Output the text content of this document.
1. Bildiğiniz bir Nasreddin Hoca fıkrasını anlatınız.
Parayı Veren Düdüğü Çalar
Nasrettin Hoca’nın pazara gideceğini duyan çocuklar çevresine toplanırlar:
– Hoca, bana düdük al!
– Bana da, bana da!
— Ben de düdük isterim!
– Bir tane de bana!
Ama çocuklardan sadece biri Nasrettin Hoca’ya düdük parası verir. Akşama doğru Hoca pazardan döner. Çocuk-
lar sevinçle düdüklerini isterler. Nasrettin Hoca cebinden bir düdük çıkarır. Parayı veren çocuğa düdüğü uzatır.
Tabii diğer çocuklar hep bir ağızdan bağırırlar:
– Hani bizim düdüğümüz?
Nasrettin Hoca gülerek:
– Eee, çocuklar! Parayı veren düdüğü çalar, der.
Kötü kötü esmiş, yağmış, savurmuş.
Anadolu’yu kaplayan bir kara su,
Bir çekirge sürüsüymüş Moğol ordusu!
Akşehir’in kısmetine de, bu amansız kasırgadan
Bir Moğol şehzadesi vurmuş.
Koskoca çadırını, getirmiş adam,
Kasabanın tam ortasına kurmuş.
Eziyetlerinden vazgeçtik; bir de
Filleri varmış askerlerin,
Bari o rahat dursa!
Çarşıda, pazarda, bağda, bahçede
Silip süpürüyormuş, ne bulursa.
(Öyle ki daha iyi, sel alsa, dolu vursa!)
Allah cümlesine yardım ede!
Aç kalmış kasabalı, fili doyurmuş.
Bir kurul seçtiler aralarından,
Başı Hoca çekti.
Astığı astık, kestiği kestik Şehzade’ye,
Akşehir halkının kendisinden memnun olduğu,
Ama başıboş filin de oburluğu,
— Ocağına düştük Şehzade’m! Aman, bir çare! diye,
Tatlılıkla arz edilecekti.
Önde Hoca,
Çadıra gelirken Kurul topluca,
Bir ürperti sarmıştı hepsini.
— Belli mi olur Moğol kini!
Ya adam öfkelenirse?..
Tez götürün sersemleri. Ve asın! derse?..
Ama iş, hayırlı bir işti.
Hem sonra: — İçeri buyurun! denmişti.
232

#### [Task description]
Report how many lines in the data include the word "düdük", and give nothing but the count.

#### [Result of the exercise]
4